┌──
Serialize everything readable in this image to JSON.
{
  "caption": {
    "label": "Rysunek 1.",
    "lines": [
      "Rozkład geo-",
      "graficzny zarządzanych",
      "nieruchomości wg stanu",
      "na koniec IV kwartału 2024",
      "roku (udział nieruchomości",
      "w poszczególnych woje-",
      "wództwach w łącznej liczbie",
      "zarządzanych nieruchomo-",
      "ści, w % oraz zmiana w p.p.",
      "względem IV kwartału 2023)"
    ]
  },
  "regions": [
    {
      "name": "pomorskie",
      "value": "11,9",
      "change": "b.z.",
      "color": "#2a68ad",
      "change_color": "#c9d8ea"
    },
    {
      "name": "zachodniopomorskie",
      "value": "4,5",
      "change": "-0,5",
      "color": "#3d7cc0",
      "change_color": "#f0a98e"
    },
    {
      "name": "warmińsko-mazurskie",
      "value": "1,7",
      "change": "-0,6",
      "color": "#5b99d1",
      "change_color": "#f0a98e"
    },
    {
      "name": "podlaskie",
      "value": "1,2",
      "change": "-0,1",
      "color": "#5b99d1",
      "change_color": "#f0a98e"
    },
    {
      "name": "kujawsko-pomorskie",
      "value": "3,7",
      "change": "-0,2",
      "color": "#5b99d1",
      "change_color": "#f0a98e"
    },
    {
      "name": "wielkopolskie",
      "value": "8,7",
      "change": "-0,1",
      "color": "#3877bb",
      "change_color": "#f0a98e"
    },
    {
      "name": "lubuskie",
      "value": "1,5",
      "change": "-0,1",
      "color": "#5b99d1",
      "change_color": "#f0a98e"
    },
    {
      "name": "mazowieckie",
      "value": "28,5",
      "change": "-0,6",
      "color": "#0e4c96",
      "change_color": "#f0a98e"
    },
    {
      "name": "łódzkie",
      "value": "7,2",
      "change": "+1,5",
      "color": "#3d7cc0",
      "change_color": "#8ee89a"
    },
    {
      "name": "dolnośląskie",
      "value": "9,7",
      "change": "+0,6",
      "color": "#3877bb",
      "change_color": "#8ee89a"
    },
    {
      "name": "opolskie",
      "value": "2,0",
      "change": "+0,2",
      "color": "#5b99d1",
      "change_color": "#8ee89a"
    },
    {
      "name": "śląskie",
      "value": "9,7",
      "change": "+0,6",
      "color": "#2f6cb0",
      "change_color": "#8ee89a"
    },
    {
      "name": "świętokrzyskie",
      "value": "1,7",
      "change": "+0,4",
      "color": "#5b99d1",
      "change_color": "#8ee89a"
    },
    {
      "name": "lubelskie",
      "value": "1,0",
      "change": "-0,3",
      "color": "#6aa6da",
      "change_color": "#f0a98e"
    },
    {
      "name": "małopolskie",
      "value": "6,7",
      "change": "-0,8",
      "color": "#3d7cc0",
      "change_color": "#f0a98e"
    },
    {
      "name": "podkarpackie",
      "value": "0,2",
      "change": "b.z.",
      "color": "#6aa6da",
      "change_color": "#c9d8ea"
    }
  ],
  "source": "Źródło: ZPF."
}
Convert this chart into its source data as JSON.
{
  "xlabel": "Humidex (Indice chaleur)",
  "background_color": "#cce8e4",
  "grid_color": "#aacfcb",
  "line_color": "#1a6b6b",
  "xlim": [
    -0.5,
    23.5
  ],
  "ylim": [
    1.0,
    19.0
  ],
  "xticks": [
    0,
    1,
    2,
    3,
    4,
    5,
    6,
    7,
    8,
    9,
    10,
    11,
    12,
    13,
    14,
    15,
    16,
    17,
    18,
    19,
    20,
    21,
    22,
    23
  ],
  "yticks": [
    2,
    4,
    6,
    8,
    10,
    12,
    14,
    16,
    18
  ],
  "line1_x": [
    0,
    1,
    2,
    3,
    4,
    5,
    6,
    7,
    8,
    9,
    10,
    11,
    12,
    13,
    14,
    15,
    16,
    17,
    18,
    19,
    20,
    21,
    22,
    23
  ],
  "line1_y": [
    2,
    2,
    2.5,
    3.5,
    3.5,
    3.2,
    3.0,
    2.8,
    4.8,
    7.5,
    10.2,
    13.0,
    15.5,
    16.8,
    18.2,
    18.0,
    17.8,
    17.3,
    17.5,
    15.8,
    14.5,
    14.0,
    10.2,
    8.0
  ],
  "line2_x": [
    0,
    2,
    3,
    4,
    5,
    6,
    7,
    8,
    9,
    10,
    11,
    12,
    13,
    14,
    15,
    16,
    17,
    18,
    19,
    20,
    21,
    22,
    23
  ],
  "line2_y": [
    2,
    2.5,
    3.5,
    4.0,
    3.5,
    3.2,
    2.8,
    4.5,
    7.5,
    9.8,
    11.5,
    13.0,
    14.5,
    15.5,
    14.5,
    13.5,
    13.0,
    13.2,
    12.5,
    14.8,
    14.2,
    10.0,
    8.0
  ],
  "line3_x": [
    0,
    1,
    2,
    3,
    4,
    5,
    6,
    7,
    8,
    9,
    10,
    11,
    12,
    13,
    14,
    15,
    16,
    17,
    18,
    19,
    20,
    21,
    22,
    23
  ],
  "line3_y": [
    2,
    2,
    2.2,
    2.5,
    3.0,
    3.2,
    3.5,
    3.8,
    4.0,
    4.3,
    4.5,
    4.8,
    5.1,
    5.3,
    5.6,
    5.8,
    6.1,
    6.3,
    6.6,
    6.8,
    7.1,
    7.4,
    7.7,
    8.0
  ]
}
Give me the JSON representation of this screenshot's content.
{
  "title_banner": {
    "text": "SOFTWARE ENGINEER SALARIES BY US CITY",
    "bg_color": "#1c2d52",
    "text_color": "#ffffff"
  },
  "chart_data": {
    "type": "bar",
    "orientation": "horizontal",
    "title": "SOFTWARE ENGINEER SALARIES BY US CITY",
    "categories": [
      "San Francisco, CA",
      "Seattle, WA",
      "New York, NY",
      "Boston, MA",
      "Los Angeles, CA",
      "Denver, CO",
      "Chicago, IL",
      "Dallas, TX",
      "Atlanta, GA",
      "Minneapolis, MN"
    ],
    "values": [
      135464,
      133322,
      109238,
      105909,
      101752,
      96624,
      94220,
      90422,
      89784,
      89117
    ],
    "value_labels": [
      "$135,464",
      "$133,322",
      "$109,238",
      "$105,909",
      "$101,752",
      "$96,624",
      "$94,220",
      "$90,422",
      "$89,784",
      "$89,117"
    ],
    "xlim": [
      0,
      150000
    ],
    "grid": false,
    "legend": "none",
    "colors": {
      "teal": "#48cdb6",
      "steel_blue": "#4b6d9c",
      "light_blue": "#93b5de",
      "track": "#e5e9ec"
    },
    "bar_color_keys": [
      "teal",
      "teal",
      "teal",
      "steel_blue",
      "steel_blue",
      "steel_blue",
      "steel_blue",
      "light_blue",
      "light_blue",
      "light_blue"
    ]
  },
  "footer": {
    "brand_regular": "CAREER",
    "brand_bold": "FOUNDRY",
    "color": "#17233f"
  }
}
└──
┌──
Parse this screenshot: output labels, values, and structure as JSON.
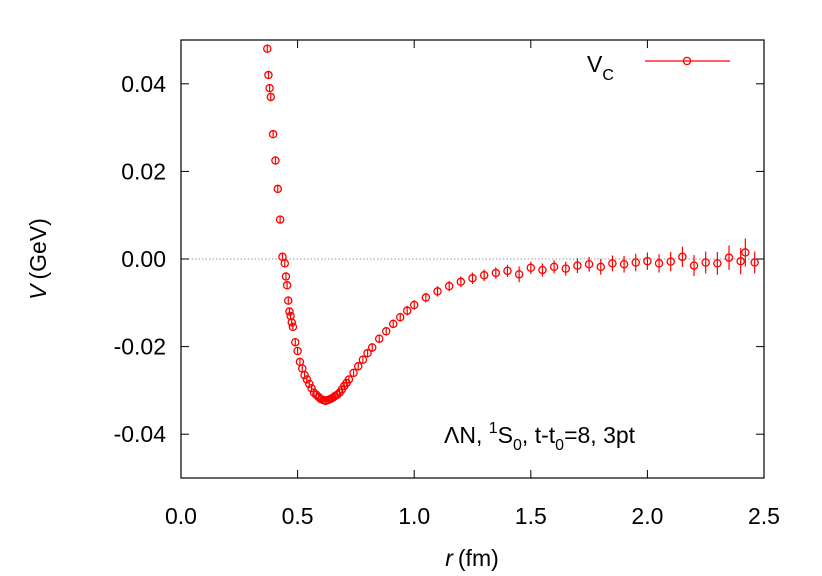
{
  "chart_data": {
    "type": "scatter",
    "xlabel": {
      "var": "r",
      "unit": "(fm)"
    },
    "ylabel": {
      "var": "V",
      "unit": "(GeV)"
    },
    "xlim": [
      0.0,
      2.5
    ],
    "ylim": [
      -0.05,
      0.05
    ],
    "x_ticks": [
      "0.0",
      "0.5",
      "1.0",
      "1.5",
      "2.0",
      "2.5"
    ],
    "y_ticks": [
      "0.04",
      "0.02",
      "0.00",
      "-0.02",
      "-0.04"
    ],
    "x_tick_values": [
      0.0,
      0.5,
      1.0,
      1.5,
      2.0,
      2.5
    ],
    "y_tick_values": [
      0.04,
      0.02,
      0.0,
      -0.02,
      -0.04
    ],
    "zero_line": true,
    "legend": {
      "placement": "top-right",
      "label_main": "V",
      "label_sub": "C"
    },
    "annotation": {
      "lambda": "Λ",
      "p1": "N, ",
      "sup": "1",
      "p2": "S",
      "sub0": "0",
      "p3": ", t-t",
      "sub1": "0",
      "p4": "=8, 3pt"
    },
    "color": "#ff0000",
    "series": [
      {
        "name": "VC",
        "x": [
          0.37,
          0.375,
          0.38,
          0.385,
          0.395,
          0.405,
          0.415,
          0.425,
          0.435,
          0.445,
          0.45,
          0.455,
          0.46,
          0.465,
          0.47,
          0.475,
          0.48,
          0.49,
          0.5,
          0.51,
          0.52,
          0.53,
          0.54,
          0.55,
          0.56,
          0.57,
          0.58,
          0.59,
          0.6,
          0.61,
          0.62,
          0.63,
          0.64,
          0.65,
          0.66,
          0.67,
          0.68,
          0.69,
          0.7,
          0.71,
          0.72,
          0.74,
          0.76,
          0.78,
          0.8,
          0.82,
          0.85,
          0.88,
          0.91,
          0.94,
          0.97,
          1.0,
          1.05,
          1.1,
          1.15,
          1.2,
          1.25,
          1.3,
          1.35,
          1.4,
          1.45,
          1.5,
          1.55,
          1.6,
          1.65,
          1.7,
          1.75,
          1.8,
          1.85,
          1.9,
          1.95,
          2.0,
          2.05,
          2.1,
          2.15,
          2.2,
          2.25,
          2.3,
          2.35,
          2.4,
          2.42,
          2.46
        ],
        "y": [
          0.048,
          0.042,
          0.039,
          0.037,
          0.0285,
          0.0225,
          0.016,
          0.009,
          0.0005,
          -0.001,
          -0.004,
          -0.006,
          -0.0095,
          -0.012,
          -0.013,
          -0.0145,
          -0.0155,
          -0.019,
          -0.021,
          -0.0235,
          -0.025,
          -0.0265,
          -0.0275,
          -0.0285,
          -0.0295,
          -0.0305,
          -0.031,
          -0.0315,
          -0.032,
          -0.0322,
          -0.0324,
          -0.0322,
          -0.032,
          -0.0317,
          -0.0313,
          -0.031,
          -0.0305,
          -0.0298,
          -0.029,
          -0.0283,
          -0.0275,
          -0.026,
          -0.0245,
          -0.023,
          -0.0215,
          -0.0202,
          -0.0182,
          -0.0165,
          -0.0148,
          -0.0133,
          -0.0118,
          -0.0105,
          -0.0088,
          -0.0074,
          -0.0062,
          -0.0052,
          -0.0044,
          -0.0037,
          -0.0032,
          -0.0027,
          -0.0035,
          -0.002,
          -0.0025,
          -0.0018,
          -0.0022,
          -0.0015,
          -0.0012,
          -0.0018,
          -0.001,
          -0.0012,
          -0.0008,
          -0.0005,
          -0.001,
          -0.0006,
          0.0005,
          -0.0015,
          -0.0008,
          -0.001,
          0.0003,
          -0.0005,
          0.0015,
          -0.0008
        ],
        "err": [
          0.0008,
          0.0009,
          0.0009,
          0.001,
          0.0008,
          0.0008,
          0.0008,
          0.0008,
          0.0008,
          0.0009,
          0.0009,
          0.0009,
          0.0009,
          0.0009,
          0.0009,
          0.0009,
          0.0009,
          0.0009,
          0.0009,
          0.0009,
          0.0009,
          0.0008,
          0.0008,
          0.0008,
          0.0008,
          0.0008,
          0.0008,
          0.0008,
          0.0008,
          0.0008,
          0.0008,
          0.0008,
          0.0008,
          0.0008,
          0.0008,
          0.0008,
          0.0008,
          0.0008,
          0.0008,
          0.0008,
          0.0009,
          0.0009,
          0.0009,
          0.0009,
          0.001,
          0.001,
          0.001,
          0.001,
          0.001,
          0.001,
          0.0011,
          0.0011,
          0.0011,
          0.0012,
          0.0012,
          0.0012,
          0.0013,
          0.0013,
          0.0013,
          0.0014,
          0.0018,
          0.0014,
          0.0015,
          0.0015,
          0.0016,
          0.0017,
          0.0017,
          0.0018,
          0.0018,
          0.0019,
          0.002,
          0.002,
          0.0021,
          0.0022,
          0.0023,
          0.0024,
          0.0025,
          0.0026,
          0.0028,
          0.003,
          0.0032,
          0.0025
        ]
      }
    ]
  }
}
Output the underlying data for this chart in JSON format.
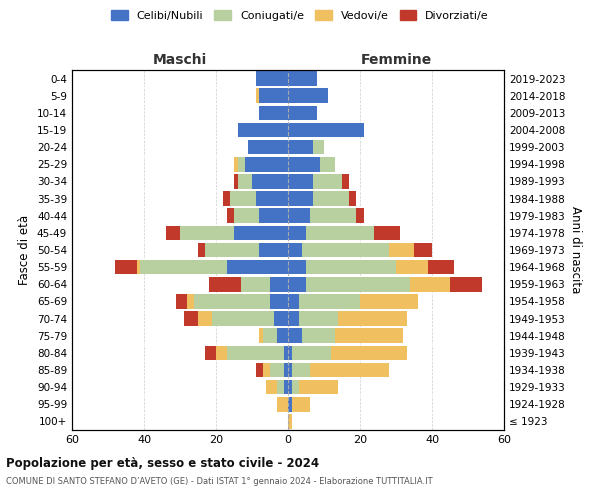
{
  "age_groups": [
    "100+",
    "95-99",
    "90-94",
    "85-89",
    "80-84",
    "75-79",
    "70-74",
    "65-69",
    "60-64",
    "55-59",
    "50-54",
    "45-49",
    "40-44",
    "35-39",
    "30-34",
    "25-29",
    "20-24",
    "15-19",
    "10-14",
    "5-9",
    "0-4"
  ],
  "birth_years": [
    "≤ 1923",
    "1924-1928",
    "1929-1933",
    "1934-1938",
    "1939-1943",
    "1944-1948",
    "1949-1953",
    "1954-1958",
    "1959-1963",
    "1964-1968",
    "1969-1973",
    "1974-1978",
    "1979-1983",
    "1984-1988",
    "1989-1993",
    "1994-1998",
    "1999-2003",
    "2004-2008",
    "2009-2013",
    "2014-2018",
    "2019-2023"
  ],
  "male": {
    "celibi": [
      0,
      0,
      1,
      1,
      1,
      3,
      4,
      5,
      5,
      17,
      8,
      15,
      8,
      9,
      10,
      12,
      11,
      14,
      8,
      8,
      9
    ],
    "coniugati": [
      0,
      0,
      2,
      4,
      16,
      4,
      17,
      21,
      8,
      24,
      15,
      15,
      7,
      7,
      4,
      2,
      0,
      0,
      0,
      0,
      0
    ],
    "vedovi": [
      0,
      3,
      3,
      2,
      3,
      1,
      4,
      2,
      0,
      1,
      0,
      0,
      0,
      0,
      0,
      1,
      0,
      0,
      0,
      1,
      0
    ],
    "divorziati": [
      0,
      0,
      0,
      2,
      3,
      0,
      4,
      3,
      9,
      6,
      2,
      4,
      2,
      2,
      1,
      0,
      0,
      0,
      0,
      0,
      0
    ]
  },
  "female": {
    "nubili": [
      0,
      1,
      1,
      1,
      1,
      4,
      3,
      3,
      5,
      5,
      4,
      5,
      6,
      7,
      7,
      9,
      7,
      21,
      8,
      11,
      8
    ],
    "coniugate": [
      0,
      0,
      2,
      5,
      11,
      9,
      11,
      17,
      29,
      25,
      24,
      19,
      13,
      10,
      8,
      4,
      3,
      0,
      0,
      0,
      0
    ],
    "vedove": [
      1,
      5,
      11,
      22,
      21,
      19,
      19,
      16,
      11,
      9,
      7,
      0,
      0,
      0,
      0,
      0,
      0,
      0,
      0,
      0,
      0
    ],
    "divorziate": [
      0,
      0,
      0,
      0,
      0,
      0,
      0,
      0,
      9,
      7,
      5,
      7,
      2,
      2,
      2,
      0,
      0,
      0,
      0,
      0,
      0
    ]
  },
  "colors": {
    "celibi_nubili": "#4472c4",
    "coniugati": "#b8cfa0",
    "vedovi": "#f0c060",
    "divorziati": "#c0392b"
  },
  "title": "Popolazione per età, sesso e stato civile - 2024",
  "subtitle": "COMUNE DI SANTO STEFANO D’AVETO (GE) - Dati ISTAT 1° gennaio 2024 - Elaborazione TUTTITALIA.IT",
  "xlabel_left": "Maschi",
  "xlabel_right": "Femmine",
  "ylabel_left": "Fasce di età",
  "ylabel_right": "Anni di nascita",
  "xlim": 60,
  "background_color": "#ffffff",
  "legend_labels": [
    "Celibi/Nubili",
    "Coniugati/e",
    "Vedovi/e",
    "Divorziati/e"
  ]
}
└──
▸ **Stated problem**: Scan the material above. Return every line containing the string "screenshot".

▸ **Exercise output**:
Give me the JSON representation of this screenshot's content.
Parse this screenshot: output labels, values, and structure as JSON.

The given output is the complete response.